— Work instructions —
Wherever "JSON" appears in a line, copy that line.

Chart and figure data

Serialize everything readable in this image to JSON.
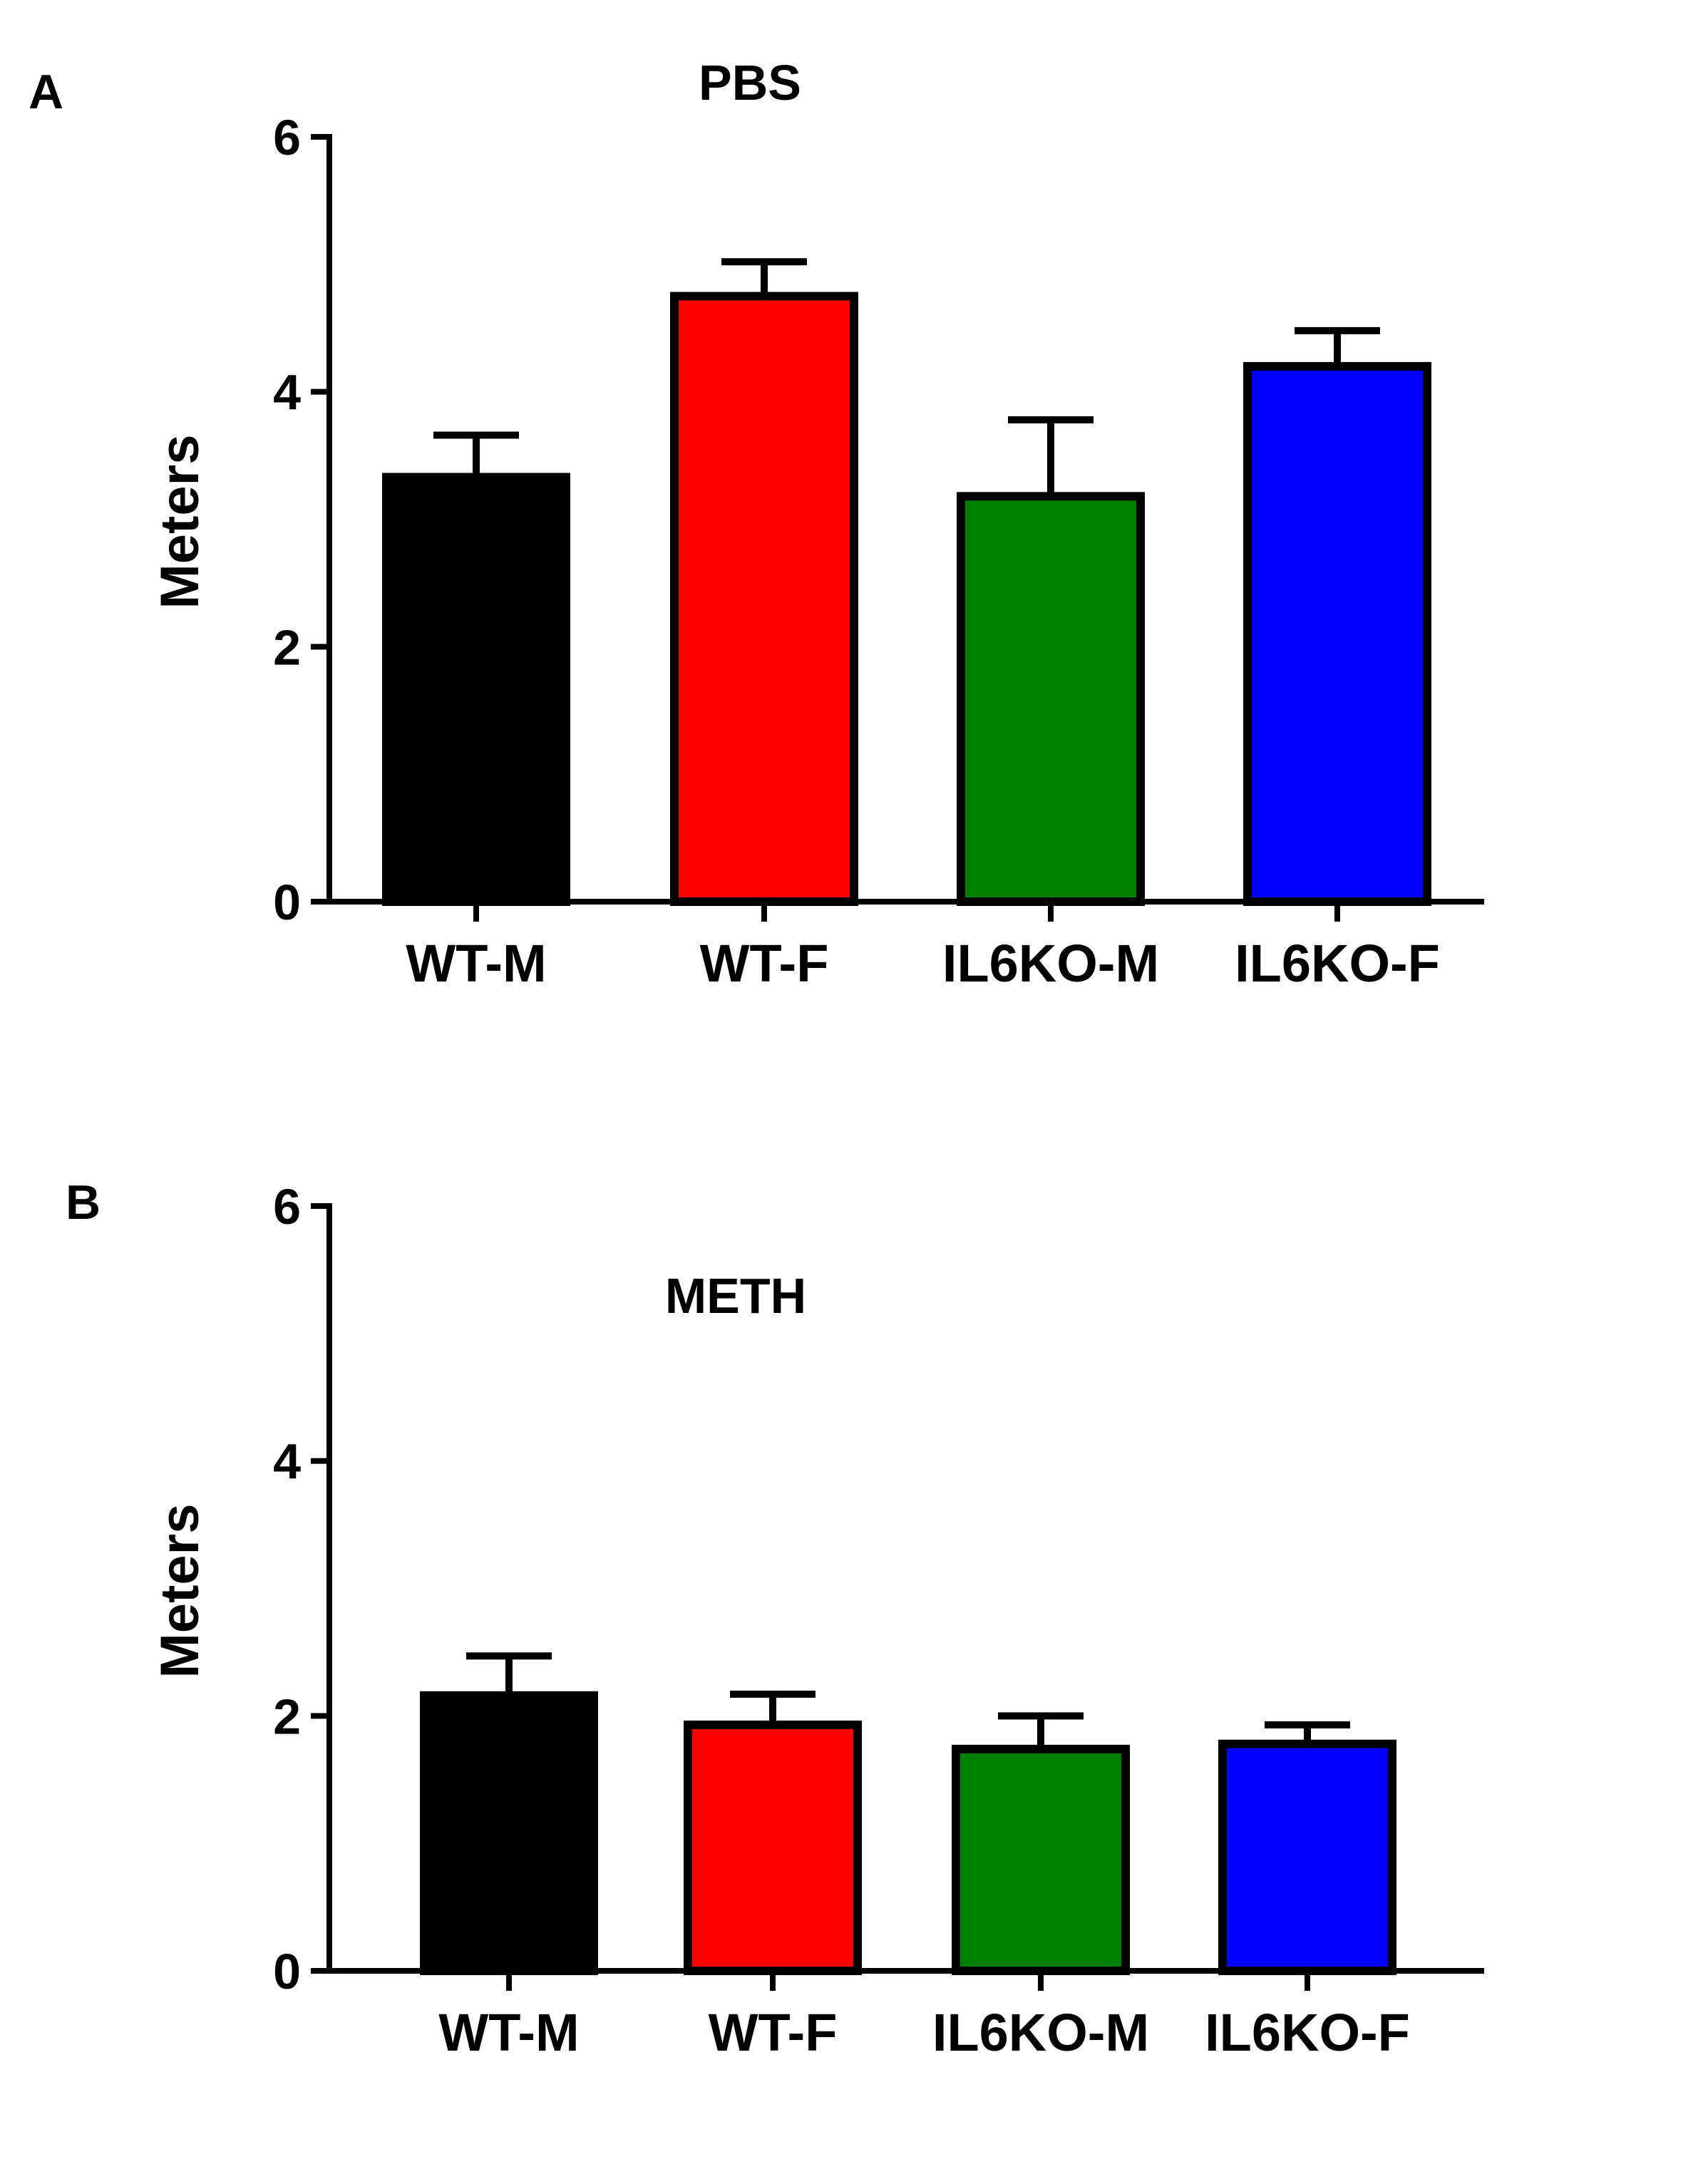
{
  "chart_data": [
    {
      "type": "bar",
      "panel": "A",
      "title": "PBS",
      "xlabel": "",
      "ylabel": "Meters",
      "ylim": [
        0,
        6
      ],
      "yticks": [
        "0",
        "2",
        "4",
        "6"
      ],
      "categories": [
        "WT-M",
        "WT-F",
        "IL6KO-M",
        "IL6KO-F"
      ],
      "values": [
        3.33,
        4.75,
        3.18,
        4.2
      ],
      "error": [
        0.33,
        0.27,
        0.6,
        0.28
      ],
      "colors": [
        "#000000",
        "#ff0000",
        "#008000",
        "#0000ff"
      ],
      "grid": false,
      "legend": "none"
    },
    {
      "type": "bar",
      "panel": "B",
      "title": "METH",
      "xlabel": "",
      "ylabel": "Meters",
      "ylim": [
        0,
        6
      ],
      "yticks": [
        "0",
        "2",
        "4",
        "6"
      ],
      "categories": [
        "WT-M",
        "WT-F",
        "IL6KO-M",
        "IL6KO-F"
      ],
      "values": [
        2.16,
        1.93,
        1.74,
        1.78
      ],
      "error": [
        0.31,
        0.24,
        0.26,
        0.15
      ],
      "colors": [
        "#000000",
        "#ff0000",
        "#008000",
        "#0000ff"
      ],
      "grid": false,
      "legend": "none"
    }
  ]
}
--
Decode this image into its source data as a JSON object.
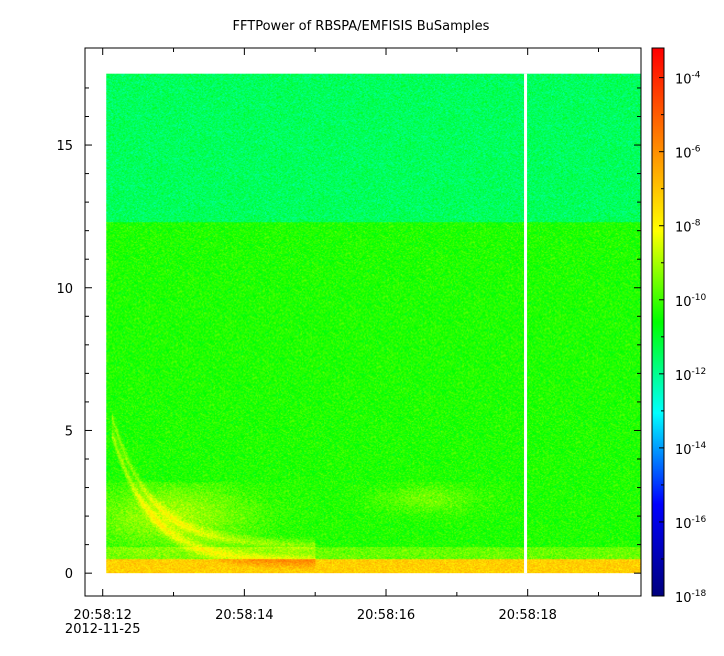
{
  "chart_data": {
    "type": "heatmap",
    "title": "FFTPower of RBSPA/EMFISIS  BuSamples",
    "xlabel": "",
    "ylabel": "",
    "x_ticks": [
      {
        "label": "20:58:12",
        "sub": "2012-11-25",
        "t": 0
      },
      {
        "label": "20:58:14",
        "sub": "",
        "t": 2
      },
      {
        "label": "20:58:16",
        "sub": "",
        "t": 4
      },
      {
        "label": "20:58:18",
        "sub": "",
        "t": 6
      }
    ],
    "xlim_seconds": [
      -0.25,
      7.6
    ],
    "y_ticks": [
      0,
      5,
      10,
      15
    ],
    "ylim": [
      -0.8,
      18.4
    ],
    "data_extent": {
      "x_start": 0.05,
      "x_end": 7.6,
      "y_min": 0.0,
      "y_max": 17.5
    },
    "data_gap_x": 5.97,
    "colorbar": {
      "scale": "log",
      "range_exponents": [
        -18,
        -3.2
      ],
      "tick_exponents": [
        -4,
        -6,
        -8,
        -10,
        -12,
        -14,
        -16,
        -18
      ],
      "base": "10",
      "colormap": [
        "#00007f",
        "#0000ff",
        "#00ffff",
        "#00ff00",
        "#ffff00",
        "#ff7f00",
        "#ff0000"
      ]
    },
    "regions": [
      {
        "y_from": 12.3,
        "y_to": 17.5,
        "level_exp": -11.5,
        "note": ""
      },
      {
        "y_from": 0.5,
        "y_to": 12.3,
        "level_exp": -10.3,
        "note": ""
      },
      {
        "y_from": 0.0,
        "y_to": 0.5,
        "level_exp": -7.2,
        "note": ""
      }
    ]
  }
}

— Result of this task —
Serialize everything readable in this image to JSON.
Decode this image into its source data as a JSON object.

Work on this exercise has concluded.